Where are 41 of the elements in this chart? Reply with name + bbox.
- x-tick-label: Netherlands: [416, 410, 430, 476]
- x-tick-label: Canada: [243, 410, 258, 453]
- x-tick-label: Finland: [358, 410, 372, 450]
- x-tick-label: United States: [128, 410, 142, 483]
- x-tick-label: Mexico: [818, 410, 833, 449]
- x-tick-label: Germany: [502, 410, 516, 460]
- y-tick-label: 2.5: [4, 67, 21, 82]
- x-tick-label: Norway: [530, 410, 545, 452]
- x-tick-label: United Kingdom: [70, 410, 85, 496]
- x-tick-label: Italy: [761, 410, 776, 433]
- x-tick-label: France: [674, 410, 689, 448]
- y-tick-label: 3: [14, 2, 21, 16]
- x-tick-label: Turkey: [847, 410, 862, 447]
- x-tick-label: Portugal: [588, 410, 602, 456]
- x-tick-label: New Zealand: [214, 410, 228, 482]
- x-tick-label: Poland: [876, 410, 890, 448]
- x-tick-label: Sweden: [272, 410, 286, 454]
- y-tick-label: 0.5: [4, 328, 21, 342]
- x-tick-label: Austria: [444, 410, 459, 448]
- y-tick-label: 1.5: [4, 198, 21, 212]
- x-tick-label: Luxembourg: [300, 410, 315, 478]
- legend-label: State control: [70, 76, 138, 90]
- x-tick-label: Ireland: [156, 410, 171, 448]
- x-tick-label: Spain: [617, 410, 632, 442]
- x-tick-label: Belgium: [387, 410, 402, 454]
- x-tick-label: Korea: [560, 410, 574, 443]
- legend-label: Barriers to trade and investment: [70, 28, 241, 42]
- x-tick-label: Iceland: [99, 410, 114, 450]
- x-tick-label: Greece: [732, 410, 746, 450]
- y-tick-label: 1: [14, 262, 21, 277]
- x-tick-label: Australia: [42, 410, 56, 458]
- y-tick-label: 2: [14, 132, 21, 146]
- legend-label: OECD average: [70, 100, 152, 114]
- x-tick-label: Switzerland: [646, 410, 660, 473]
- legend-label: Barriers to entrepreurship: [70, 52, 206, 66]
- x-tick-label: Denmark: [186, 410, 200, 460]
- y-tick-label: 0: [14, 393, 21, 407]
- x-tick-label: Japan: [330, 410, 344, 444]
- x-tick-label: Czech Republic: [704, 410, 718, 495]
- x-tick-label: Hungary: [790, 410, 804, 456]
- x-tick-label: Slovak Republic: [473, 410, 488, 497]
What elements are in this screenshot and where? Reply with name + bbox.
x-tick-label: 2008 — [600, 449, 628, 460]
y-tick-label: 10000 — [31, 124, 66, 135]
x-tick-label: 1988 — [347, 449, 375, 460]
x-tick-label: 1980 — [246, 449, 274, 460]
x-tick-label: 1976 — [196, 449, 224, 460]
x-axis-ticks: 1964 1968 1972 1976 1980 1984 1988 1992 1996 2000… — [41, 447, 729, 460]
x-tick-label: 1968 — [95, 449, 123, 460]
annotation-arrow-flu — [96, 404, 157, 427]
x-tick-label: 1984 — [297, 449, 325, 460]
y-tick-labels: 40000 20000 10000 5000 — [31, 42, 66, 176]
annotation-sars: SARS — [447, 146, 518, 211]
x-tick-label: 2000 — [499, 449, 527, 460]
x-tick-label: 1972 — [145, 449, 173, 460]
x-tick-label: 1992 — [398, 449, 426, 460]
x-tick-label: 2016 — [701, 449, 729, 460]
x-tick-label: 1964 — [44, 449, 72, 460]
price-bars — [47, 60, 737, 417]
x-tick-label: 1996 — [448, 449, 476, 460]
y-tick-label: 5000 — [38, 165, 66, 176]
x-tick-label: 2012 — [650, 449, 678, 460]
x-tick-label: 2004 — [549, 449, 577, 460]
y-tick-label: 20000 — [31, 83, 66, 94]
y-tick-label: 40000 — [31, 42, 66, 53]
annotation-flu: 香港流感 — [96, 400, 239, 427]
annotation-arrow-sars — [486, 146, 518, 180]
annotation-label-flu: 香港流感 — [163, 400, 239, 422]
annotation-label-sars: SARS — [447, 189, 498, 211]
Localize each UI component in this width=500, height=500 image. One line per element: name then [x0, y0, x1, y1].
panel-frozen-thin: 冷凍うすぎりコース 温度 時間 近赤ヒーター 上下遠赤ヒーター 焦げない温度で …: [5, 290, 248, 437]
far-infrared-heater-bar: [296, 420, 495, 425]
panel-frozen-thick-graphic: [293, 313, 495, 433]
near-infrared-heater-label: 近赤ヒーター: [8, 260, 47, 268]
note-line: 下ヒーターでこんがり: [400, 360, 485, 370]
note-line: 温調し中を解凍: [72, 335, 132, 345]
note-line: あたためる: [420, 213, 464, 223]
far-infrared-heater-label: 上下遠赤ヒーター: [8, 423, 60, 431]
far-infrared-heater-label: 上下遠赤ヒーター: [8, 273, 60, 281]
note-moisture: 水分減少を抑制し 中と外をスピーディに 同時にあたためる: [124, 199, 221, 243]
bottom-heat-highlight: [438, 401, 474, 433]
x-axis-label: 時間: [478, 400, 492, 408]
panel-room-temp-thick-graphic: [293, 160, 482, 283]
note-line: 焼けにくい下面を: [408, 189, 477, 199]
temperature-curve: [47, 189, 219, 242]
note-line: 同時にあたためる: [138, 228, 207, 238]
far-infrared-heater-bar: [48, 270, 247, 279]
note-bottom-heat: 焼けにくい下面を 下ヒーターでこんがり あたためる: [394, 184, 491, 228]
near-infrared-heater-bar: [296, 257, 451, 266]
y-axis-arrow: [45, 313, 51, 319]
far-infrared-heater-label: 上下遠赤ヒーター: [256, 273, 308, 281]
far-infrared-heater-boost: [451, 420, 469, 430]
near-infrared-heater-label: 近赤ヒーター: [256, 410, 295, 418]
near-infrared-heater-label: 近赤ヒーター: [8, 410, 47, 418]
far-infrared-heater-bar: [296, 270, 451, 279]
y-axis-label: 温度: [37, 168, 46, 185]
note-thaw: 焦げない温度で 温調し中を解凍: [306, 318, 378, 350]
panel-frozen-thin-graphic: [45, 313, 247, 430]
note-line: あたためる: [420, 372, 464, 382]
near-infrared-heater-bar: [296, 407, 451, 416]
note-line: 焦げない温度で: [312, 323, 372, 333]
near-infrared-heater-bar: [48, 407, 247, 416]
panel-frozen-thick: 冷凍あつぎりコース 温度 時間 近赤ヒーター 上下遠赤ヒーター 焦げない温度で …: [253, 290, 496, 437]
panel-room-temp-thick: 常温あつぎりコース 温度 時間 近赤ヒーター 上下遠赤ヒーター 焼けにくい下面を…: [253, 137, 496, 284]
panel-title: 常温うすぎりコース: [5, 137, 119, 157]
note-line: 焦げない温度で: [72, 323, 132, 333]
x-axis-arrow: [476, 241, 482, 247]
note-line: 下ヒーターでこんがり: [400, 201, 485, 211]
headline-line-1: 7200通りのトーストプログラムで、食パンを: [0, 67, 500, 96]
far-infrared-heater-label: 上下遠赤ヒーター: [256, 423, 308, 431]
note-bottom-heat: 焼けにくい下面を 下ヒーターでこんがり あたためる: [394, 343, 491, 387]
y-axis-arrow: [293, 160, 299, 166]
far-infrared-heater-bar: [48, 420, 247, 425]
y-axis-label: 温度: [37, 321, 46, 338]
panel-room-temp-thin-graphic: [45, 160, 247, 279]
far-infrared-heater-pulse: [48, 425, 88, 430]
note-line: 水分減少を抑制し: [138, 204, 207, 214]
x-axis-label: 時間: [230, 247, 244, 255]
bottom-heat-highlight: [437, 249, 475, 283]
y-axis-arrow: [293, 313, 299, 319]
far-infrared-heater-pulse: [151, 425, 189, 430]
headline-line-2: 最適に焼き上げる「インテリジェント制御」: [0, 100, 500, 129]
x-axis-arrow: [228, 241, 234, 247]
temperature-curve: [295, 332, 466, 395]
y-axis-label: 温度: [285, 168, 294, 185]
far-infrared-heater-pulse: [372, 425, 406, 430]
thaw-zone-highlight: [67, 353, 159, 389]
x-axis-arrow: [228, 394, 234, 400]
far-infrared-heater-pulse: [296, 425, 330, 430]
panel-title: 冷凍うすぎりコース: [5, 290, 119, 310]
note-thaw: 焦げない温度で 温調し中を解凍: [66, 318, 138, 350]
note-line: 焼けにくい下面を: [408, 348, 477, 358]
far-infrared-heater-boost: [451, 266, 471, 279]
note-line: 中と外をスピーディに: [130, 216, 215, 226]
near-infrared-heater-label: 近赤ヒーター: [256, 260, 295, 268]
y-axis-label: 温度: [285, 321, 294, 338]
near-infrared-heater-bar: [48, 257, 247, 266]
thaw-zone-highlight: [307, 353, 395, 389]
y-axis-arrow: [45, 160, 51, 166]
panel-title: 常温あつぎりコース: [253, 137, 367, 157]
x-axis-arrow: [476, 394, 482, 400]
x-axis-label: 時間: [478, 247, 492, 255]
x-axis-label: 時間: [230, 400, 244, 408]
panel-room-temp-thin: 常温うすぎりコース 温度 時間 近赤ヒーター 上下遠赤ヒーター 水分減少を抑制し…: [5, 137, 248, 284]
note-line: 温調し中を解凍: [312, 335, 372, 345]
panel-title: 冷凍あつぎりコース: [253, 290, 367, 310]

...

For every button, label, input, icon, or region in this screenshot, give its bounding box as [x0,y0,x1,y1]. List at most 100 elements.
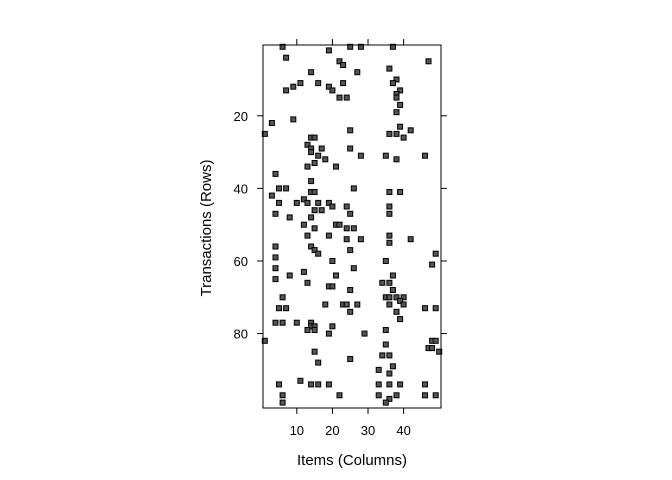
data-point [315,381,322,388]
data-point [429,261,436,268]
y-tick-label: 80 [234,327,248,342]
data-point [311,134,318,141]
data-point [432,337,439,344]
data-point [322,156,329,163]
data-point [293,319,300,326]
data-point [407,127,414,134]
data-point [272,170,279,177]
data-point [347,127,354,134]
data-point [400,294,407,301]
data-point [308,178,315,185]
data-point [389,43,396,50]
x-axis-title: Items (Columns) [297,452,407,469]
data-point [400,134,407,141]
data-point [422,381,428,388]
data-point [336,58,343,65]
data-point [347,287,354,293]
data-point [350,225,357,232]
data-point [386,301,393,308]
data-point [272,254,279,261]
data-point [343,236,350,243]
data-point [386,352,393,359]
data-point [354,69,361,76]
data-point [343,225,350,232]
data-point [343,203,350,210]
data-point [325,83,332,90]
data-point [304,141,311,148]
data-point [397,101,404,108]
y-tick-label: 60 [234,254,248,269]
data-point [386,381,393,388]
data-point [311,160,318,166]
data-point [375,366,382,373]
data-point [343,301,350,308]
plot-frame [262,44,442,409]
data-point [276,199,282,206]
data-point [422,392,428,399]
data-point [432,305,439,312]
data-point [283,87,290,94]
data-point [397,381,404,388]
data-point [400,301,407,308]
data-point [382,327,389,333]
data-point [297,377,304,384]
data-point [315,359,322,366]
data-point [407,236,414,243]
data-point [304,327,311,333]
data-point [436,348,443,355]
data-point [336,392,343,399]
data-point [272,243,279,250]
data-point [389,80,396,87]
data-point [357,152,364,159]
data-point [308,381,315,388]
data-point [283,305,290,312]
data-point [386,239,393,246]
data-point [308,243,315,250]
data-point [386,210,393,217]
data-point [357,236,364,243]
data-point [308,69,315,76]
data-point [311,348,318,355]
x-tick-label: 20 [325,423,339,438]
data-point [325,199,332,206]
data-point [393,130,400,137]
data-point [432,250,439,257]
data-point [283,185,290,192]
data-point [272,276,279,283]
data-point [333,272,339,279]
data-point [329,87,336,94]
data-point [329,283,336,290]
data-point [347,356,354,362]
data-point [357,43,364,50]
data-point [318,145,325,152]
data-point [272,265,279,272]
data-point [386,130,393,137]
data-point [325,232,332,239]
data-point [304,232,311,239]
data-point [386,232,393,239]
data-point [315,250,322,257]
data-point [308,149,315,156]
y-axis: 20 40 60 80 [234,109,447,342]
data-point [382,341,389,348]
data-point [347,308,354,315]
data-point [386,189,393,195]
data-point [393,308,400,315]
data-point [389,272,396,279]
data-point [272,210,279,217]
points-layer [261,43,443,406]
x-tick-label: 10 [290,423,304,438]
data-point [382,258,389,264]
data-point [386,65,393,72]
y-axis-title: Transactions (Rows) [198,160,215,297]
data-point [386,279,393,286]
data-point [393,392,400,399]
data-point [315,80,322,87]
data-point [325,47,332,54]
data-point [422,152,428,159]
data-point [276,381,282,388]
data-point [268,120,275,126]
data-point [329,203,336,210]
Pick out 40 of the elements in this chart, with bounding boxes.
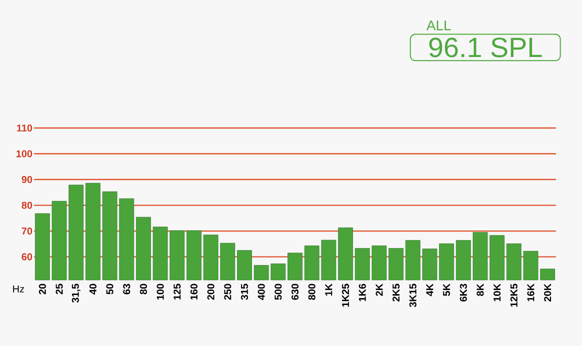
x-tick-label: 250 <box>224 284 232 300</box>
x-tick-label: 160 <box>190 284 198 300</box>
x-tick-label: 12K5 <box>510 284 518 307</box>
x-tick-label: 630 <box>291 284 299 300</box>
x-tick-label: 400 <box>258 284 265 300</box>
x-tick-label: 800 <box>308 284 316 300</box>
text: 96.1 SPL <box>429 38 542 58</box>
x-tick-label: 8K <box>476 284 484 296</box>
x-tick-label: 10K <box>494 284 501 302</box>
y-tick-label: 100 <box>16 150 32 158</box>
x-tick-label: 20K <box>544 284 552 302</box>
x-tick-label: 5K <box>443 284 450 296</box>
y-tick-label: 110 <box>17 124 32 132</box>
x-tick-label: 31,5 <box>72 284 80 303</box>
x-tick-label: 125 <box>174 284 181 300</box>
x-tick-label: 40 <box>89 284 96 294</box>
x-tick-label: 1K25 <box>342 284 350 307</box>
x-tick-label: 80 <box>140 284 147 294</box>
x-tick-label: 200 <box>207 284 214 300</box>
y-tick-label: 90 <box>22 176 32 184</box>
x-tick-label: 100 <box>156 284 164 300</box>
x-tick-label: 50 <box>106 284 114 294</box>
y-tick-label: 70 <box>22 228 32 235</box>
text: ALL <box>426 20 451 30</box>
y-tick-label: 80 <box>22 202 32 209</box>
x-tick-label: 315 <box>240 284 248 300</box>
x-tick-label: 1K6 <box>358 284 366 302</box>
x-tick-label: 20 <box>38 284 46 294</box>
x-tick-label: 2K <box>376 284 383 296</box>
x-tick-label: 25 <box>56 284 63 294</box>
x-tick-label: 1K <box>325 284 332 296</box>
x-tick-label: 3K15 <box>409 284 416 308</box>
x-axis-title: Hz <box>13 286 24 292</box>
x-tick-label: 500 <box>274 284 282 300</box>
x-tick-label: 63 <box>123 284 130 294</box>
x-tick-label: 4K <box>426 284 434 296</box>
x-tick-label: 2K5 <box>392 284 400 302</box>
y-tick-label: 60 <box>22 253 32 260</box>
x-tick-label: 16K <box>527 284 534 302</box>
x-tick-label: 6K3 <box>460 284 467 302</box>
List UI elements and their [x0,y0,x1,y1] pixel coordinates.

...

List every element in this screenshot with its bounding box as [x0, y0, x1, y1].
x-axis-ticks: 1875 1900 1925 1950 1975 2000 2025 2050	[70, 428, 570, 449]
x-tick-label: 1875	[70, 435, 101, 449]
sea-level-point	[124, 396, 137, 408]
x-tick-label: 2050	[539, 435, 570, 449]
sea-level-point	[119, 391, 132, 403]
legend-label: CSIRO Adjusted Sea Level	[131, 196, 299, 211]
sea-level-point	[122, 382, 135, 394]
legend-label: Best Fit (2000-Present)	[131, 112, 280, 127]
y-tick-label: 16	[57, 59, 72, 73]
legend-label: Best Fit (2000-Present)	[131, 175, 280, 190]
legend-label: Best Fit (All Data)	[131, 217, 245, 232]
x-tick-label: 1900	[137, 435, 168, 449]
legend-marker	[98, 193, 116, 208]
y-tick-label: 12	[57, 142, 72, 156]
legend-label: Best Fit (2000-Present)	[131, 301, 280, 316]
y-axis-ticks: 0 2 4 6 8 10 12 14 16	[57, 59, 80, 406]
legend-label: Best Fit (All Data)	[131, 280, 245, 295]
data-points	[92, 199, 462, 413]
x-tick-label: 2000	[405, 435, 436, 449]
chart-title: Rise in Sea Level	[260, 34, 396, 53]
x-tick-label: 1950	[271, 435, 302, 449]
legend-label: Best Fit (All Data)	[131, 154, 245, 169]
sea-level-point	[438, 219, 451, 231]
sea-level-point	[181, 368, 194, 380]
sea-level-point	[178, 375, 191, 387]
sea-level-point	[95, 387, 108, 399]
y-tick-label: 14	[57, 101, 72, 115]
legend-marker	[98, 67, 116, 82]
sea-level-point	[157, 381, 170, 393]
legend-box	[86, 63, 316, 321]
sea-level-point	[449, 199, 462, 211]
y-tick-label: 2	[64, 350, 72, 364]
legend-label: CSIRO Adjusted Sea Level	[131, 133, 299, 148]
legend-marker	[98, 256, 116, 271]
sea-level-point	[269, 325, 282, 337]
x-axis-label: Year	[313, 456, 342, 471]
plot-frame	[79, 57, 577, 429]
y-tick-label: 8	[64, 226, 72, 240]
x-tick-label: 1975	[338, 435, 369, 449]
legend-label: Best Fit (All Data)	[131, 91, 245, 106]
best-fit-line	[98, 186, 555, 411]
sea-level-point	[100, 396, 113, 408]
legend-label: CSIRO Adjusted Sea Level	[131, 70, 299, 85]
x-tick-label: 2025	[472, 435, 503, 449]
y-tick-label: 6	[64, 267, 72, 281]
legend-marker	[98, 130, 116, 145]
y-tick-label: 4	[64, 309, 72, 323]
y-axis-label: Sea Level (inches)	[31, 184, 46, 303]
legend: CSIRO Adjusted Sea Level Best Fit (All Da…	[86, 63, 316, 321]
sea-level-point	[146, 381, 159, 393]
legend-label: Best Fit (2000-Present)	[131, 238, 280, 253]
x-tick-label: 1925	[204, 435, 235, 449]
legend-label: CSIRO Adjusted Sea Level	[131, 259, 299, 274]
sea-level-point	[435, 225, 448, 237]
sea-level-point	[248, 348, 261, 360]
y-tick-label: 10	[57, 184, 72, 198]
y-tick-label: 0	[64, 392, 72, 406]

__The exercise__.
Put everything above, from the line containing "List every element" down to the line containing "382, 135, 394]", into a numbered list, leaving out any blank lines.

__Full response__.
1. List every element in this screenshot with its bounding box as [x0, y0, x1, y1].
2. x-axis-ticks: 1875 1900 1925 1950 1975 2000 2025 2050	[70, 428, 570, 449]
3. x-tick-label: 1875	[70, 435, 101, 449]
4. sea-level-point	[124, 396, 137, 408]
5. x-tick-label: 2050	[539, 435, 570, 449]
6. sea-level-point	[119, 391, 132, 403]
7. legend-label: CSIRO Adjusted Sea Level	[131, 196, 299, 211]
8. sea-level-point	[122, 382, 135, 394]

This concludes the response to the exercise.